**The task:** Write out the data below exactly as given, without any of its pictures.

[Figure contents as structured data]
BEGIN

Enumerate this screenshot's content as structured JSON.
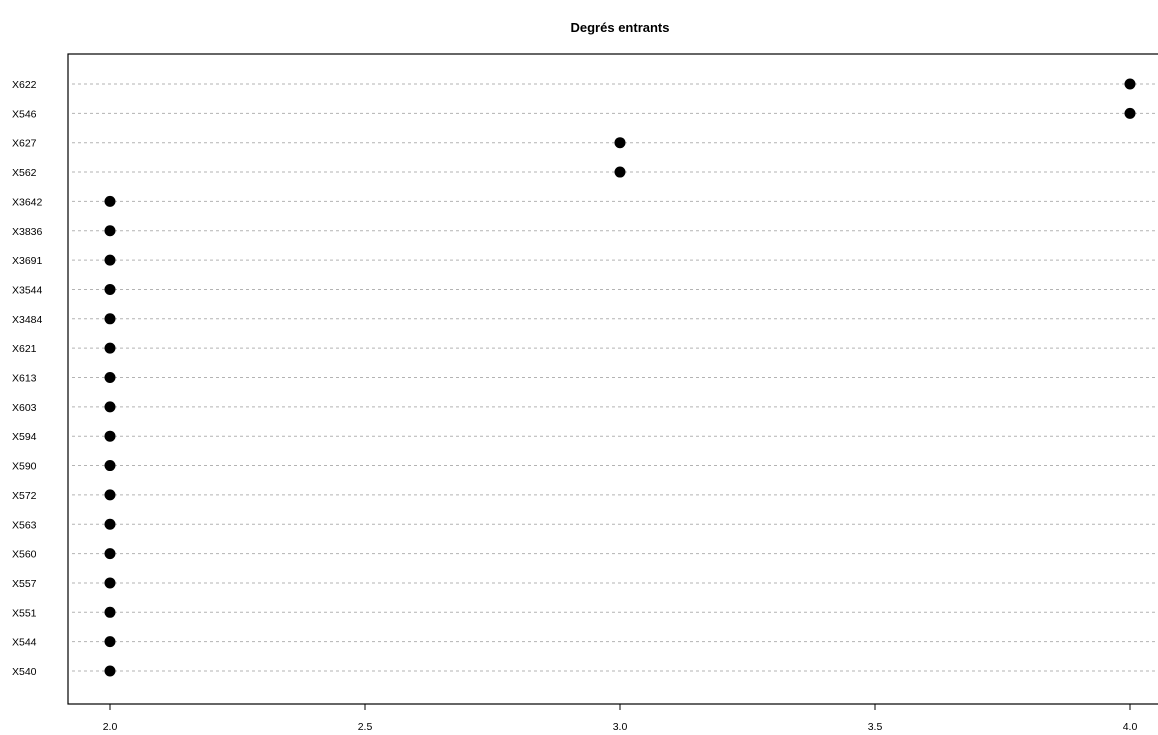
{
  "chart_data": {
    "type": "scatter",
    "subtype": "dotchart",
    "title": "Degrés entrants",
    "xlabel": "",
    "ylabel": "",
    "xlim": [
      2.0,
      4.0
    ],
    "x_ticks": [
      "2.0",
      "2.5",
      "3.0",
      "3.5",
      "4.0"
    ],
    "x_tick_values": [
      2.0,
      2.5,
      3.0,
      3.5,
      4.0
    ],
    "grid": "horizontal dotted lines per category",
    "point_color": "#000000",
    "grid_color": "#b3b3b3",
    "categories": [
      "X622",
      "X546",
      "X627",
      "X562",
      "X3642",
      "X3836",
      "X3691",
      "X3544",
      "X3484",
      "X621",
      "X613",
      "X603",
      "X594",
      "X590",
      "X572",
      "X563",
      "X560",
      "X557",
      "X551",
      "X544",
      "X540"
    ],
    "values": [
      4,
      4,
      3,
      3,
      2,
      2,
      2,
      2,
      2,
      2,
      2,
      2,
      2,
      2,
      2,
      2,
      2,
      2,
      2,
      2,
      2
    ]
  }
}
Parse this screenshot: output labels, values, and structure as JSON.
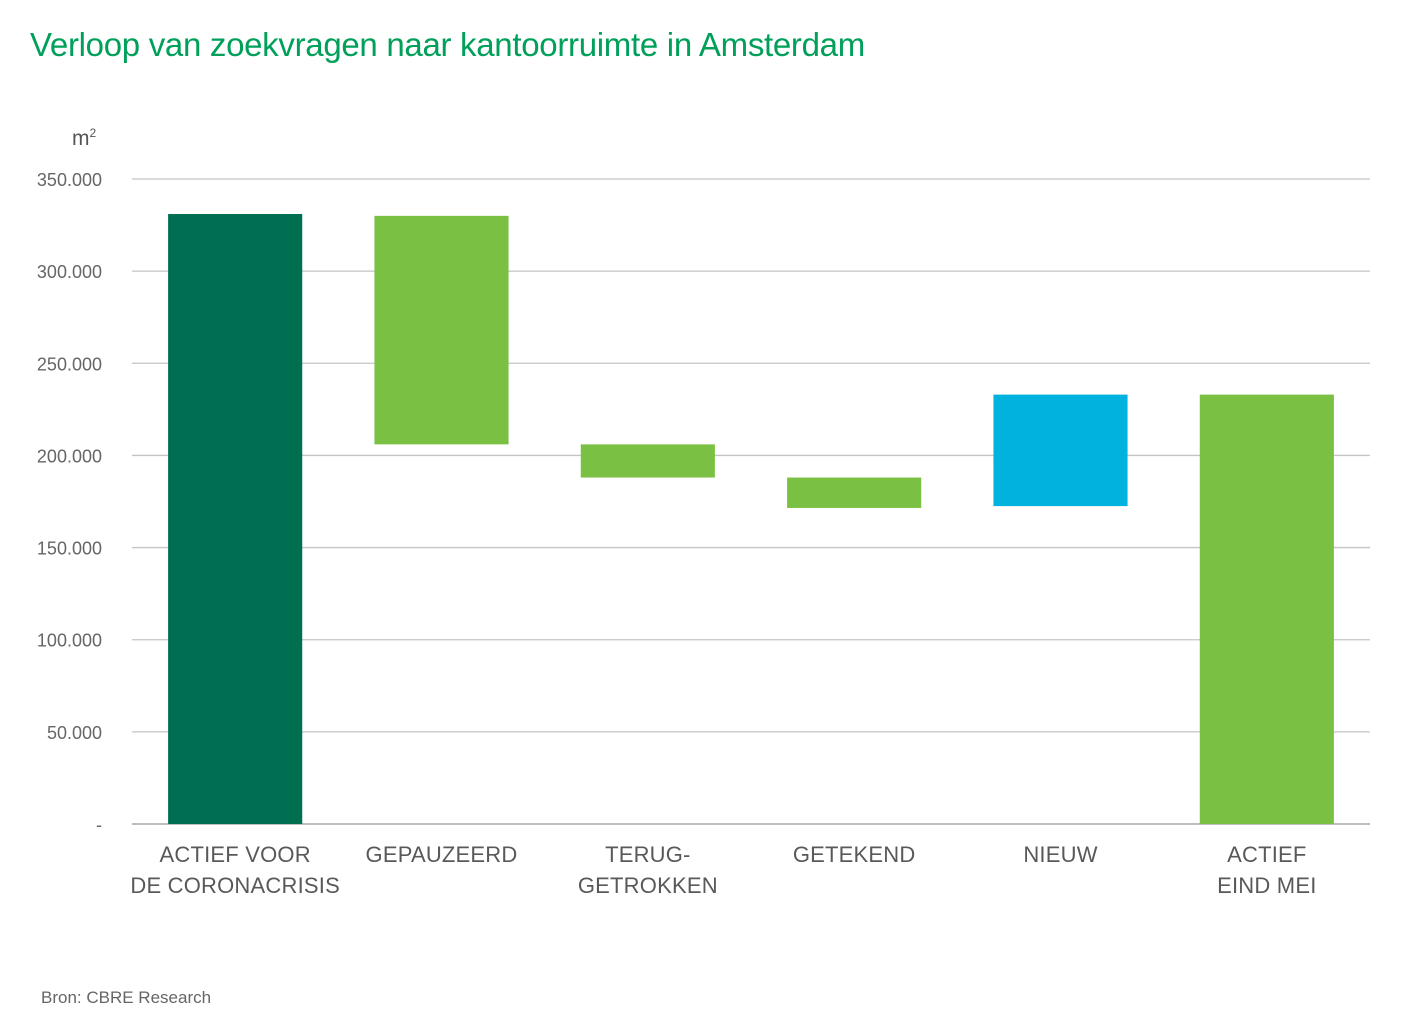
{
  "title": "Verloop van zoekvragen naar kantoorruimte in Amsterdam",
  "unit_label": "m",
  "unit_superscript": "2",
  "source": "Bron: CBRE Research",
  "chart_data": {
    "type": "waterfall",
    "title": "Verloop van zoekvragen naar kantoorruimte in Amsterdam",
    "ylabel": "m²",
    "xlabel": "",
    "ylim": [
      0,
      350000
    ],
    "yticks": [
      0,
      50000,
      100000,
      150000,
      200000,
      250000,
      300000,
      350000
    ],
    "ytick_labels": [
      "-",
      "50.000",
      "100.000",
      "150.000",
      "200.000",
      "250.000",
      "300.000",
      "350.000"
    ],
    "grid": true,
    "categories": [
      [
        "ACTIEF VOOR",
        "DE CORONACRISIS"
      ],
      [
        "GEPAUZEERD"
      ],
      [
        "TERUG-",
        "GETROKKEN"
      ],
      [
        "GETEKEND"
      ],
      [
        "NIEUW"
      ],
      [
        "ACTIEF",
        "EIND MEI"
      ]
    ],
    "bars": [
      {
        "name": "Actief voor de coronacrisis",
        "kind": "total",
        "start": 0,
        "end": 331000,
        "color": "#006F51"
      },
      {
        "name": "Gepauzeerd",
        "kind": "decrease",
        "start": 330000,
        "end": 206000,
        "color": "#7AC143"
      },
      {
        "name": "Teruggetrokken",
        "kind": "decrease",
        "start": 206000,
        "end": 188000,
        "color": "#7AC143"
      },
      {
        "name": "Getekend",
        "kind": "decrease",
        "start": 188000,
        "end": 171500,
        "color": "#7AC143"
      },
      {
        "name": "Nieuw",
        "kind": "increase",
        "start": 172500,
        "end": 233000,
        "color": "#00B2DD"
      },
      {
        "name": "Actief eind mei",
        "kind": "total",
        "start": 0,
        "end": 233000,
        "color": "#7AC143"
      }
    ]
  }
}
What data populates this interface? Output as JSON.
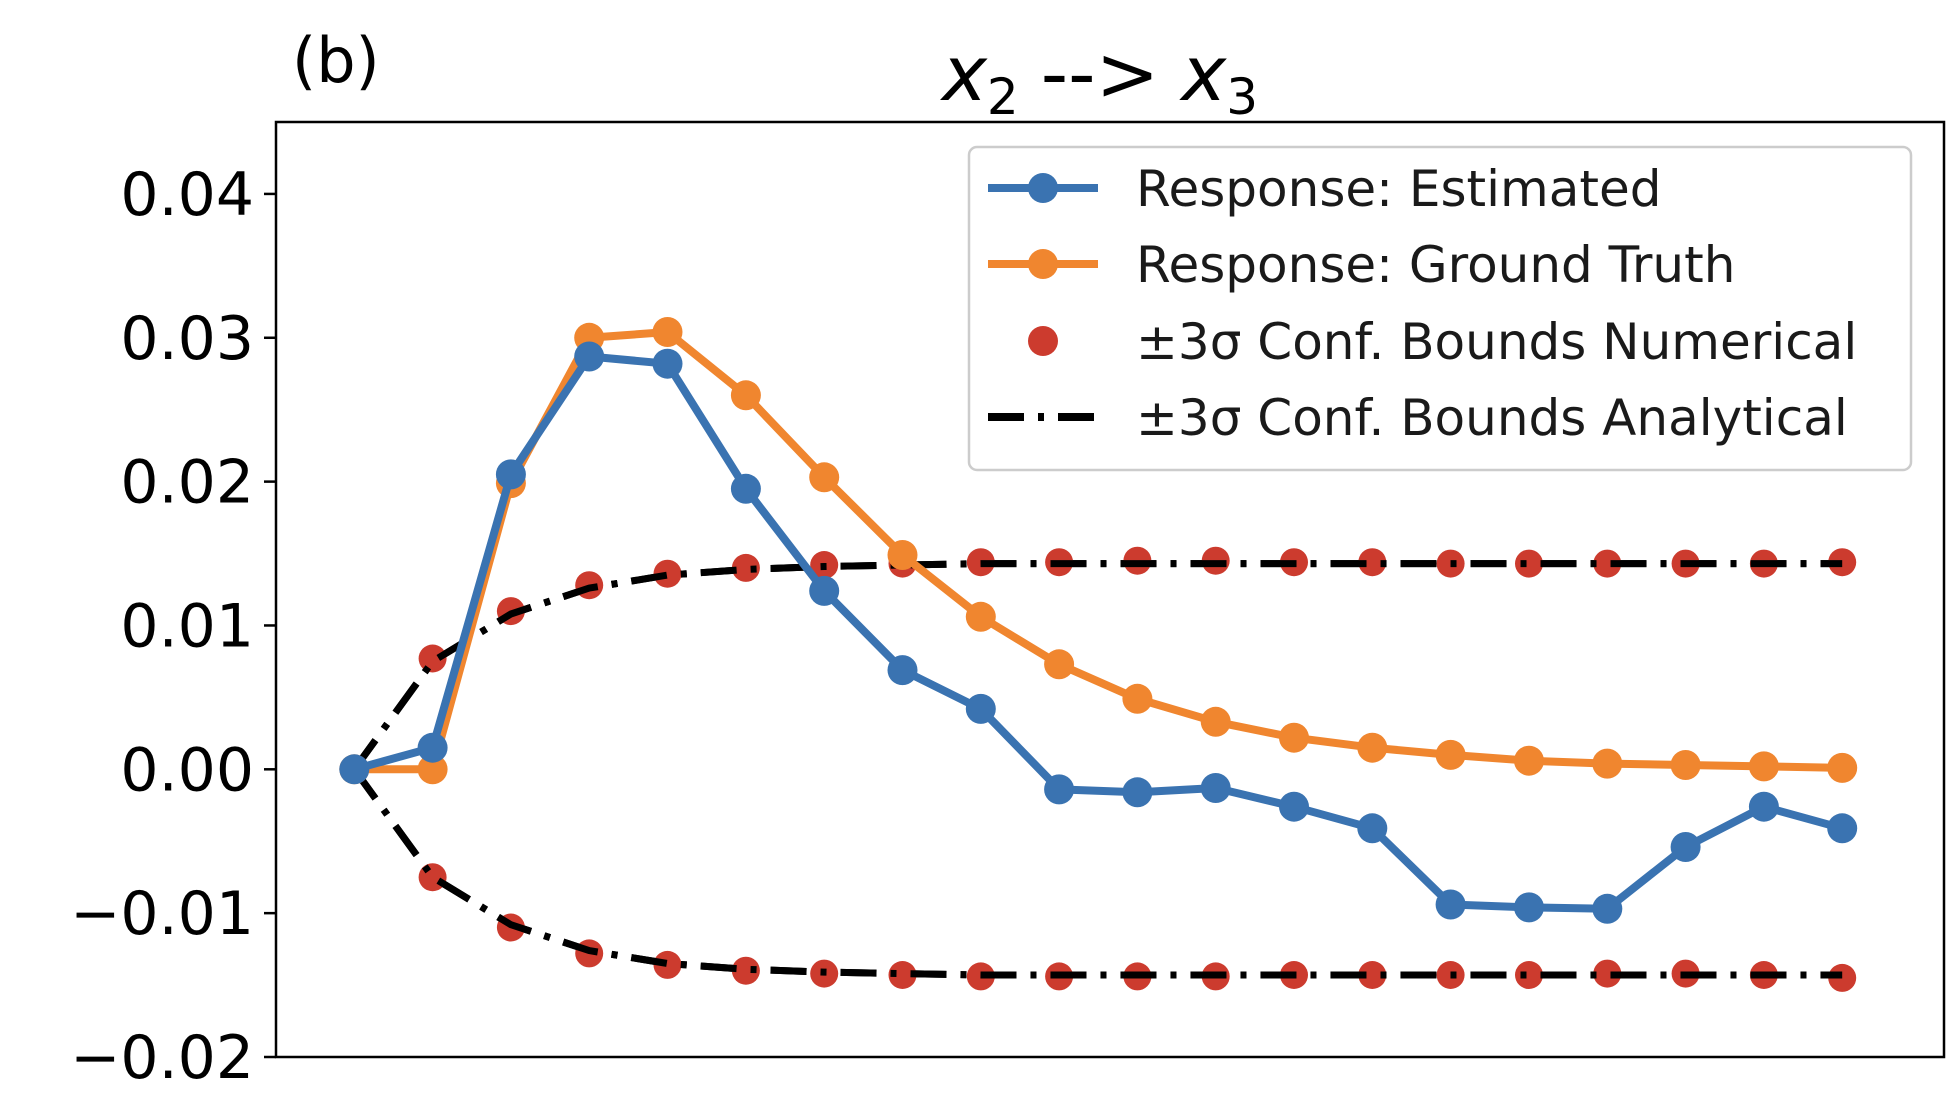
{
  "panel_label": "(b)",
  "title": {
    "var_a": "x",
    "sub_a": "2",
    "arrow": "-->",
    "var_b": "x",
    "sub_b": "3"
  },
  "colors": {
    "estimated": "#3a73b1",
    "ground_truth": "#f0862f",
    "numerical_bounds": "#cc3b2e",
    "analytical_bounds": "#000000"
  },
  "chart_data": {
    "type": "line",
    "xlabel": "",
    "ylabel": "",
    "x": [
      0,
      1,
      2,
      3,
      4,
      5,
      6,
      7,
      8,
      9,
      10,
      11,
      12,
      13,
      14,
      15,
      16,
      17,
      18,
      19
    ],
    "xlim": [
      -1,
      20.3
    ],
    "ylim": [
      -0.02,
      0.045
    ],
    "yticks": [
      -0.02,
      -0.01,
      0.0,
      0.01,
      0.02,
      0.03,
      0.04
    ],
    "ytick_labels": [
      "−0.02",
      "−0.01",
      "0.00",
      "0.01",
      "0.02",
      "0.03",
      "0.04"
    ],
    "grid": false,
    "legend_position": "top-right",
    "series": [
      {
        "name": "Response: Estimated",
        "style": "line-marker",
        "values": [
          0.0,
          0.0015,
          0.0205,
          0.0287,
          0.0282,
          0.0195,
          0.0124,
          0.0069,
          0.0042,
          -0.0014,
          -0.0016,
          -0.0013,
          -0.0026,
          -0.0041,
          -0.0094,
          -0.0096,
          -0.0097,
          -0.0054,
          -0.0026,
          -0.0041
        ]
      },
      {
        "name": "Response: Ground Truth",
        "style": "line-marker",
        "values": [
          0.0,
          0.0,
          0.0199,
          0.03,
          0.0304,
          0.026,
          0.0203,
          0.0149,
          0.0106,
          0.0073,
          0.0049,
          0.0033,
          0.0022,
          0.0015,
          0.001,
          0.0006,
          0.0004,
          0.0003,
          0.0002,
          0.0001
        ]
      },
      {
        "name": "±3σ Conf. Bounds Numerical",
        "style": "markers",
        "upper": [
          0.0,
          0.0077,
          0.011,
          0.0128,
          0.0136,
          0.014,
          0.0142,
          0.0143,
          0.0144,
          0.0144,
          0.0145,
          0.0145,
          0.0144,
          0.0144,
          0.0143,
          0.0143,
          0.0143,
          0.0143,
          0.0143,
          0.0144
        ],
        "lower": [
          0.0,
          -0.0075,
          -0.011,
          -0.0128,
          -0.0136,
          -0.014,
          -0.0142,
          -0.0143,
          -0.0144,
          -0.0144,
          -0.0144,
          -0.0144,
          -0.0143,
          -0.0143,
          -0.0143,
          -0.0143,
          -0.0142,
          -0.0142,
          -0.0143,
          -0.0145
        ]
      },
      {
        "name": "±3σ Conf. Bounds Analytical",
        "style": "dashdot",
        "upper": [
          0.0,
          0.0075,
          0.0108,
          0.0126,
          0.0135,
          0.0139,
          0.0141,
          0.0142,
          0.0143,
          0.0143,
          0.0143,
          0.0143,
          0.0143,
          0.0143,
          0.0143,
          0.0143,
          0.0143,
          0.0143,
          0.0143,
          0.0143
        ],
        "lower": [
          0.0,
          -0.0075,
          -0.0108,
          -0.0126,
          -0.0135,
          -0.0139,
          -0.0141,
          -0.0142,
          -0.0143,
          -0.0143,
          -0.0143,
          -0.0143,
          -0.0143,
          -0.0143,
          -0.0143,
          -0.0143,
          -0.0143,
          -0.0143,
          -0.0143,
          -0.0143
        ]
      }
    ]
  }
}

END

**Expected output:**
Enumerate this screenshot's content as structured JSON.
{
  "chart_data": {
    "type": "scatter",
    "subtype": "dotchart",
    "title": "Degrés entrants",
    "xlabel": "",
    "ylabel": "",
    "xlim": [
      2.0,
      4.0
    ],
    "x_ticks": [
      "2.0",
      "2.5",
      "3.0",
      "3.5",
      "4.0"
    ],
    "x_tick_values": [
      2.0,
      2.5,
      3.0,
      3.5,
      4.0
    ],
    "grid": "horizontal dotted lines per category",
    "point_color": "#000000",
    "grid_color": "#b3b3b3",
    "categories": [
      "X622",
      "X546",
      "X627",
      "X562",
      "X3642",
      "X3836",
      "X3691",
      "X3544",
      "X3484",
      "X621",
      "X613",
      "X603",
      "X594",
      "X590",
      "X572",
      "X563",
      "X560",
      "X557",
      "X551",
      "X544",
      "X540"
    ],
    "values": [
      4,
      4,
      3,
      3,
      2,
      2,
      2,
      2,
      2,
      2,
      2,
      2,
      2,
      2,
      2,
      2,
      2,
      2,
      2,
      2,
      2
    ]
  }
}
Parse this screenshot: output labels, values, and structure as JSON.
{
  "title": "Verloop van zoekvragen naar kantoorruimte in Amsterdam",
  "unit_label": "m",
  "unit_superscript": "2",
  "source": "Bron: CBRE Research",
  "chart_data": {
    "type": "waterfall",
    "title": "Verloop van zoekvragen naar kantoorruimte in Amsterdam",
    "ylabel": "m²",
    "xlabel": "",
    "ylim": [
      0,
      350000
    ],
    "yticks": [
      0,
      50000,
      100000,
      150000,
      200000,
      250000,
      300000,
      350000
    ],
    "ytick_labels": [
      "-",
      "50.000",
      "100.000",
      "150.000",
      "200.000",
      "250.000",
      "300.000",
      "350.000"
    ],
    "grid": true,
    "categories": [
      [
        "ACTIEF VOOR",
        "DE CORONACRISIS"
      ],
      [
        "GEPAUZEERD"
      ],
      [
        "TERUG-",
        "GETROKKEN"
      ],
      [
        "GETEKEND"
      ],
      [
        "NIEUW"
      ],
      [
        "ACTIEF",
        "EIND MEI"
      ]
    ],
    "bars": [
      {
        "name": "Actief voor de coronacrisis",
        "kind": "total",
        "start": 0,
        "end": 331000,
        "color": "#006F51"
      },
      {
        "name": "Gepauzeerd",
        "kind": "decrease",
        "start": 330000,
        "end": 206000,
        "color": "#7AC143"
      },
      {
        "name": "Teruggetrokken",
        "kind": "decrease",
        "start": 206000,
        "end": 188000,
        "color": "#7AC143"
      },
      {
        "name": "Getekend",
        "kind": "decrease",
        "start": 188000,
        "end": 171500,
        "color": "#7AC143"
      },
      {
        "name": "Nieuw",
        "kind": "increase",
        "start": 172500,
        "end": 233000,
        "color": "#00B2DD"
      },
      {
        "name": "Actief eind mei",
        "kind": "total",
        "start": 0,
        "end": 233000,
        "color": "#7AC143"
      }
    ]
  }
}
What data populates this interface? Output as JSON.
{
  "panel_label": "(b)",
  "title": {
    "var_a": "x",
    "sub_a": "2",
    "arrow": "-->",
    "var_b": "x",
    "sub_b": "3"
  },
  "colors": {
    "estimated": "#3a73b1",
    "ground_truth": "#f0862f",
    "numerical_bounds": "#cc3b2e",
    "analytical_bounds": "#000000"
  },
  "chart_data": {
    "type": "line",
    "xlabel": "",
    "ylabel": "",
    "x": [
      0,
      1,
      2,
      3,
      4,
      5,
      6,
      7,
      8,
      9,
      10,
      11,
      12,
      13,
      14,
      15,
      16,
      17,
      18,
      19
    ],
    "xlim": [
      -1,
      20.3
    ],
    "ylim": [
      -0.02,
      0.045
    ],
    "yticks": [
      -0.02,
      -0.01,
      0.0,
      0.01,
      0.02,
      0.03,
      0.04
    ],
    "ytick_labels": [
      "−0.02",
      "−0.01",
      "0.00",
      "0.01",
      "0.02",
      "0.03",
      "0.04"
    ],
    "grid": false,
    "legend_position": "top-right",
    "series": [
      {
        "name": "Response: Estimated",
        "style": "line-marker",
        "values": [
          0.0,
          0.0015,
          0.0205,
          0.0287,
          0.0282,
          0.0195,
          0.0124,
          0.0069,
          0.0042,
          -0.0014,
          -0.0016,
          -0.0013,
          -0.0026,
          -0.0041,
          -0.0094,
          -0.0096,
          -0.0097,
          -0.0054,
          -0.0026,
          -0.0041
        ]
      },
      {
        "name": "Response: Ground Truth",
        "style": "line-marker",
        "values": [
          0.0,
          0.0,
          0.0199,
          0.03,
          0.0304,
          0.026,
          0.0203,
          0.0149,
          0.0106,
          0.0073,
          0.0049,
          0.0033,
          0.0022,
          0.0015,
          0.001,
          0.0006,
          0.0004,
          0.0003,
          0.0002,
          0.0001
        ]
      },
      {
        "name": "±3σ Conf. Bounds Numerical",
        "style": "markers",
        "upper": [
          0.0,
          0.0077,
          0.011,
          0.0128,
          0.0136,
          0.014,
          0.0142,
          0.0143,
          0.0144,
          0.0144,
          0.0145,
          0.0145,
          0.0144,
          0.0144,
          0.0143,
          0.0143,
          0.0143,
          0.0143,
          0.0143,
          0.0144
        ],
        "lower": [
          0.0,
          -0.0075,
          -0.011,
          -0.0128,
          -0.0136,
          -0.014,
          -0.0142,
          -0.0143,
          -0.0144,
          -0.0144,
          -0.0144,
          -0.0144,
          -0.0143,
          -0.0143,
          -0.0143,
          -0.0143,
          -0.0142,
          -0.0142,
          -0.0143,
          -0.0145
        ]
      },
      {
        "name": "±3σ Conf. Bounds Analytical",
        "style": "dashdot",
        "upper": [
          0.0,
          0.0075,
          0.0108,
          0.0126,
          0.0135,
          0.0139,
          0.0141,
          0.0142,
          0.0143,
          0.0143,
          0.0143,
          0.0143,
          0.0143,
          0.0143,
          0.0143,
          0.0143,
          0.0143,
          0.0143,
          0.0143,
          0.0143
        ],
        "lower": [
          0.0,
          -0.0075,
          -0.0108,
          -0.0126,
          -0.0135,
          -0.0139,
          -0.0141,
          -0.0142,
          -0.0143,
          -0.0143,
          -0.0143,
          -0.0143,
          -0.0143,
          -0.0143,
          -0.0143,
          -0.0143,
          -0.0143,
          -0.0143,
          -0.0143,
          -0.0143
        ]
      }
    ]
  }
}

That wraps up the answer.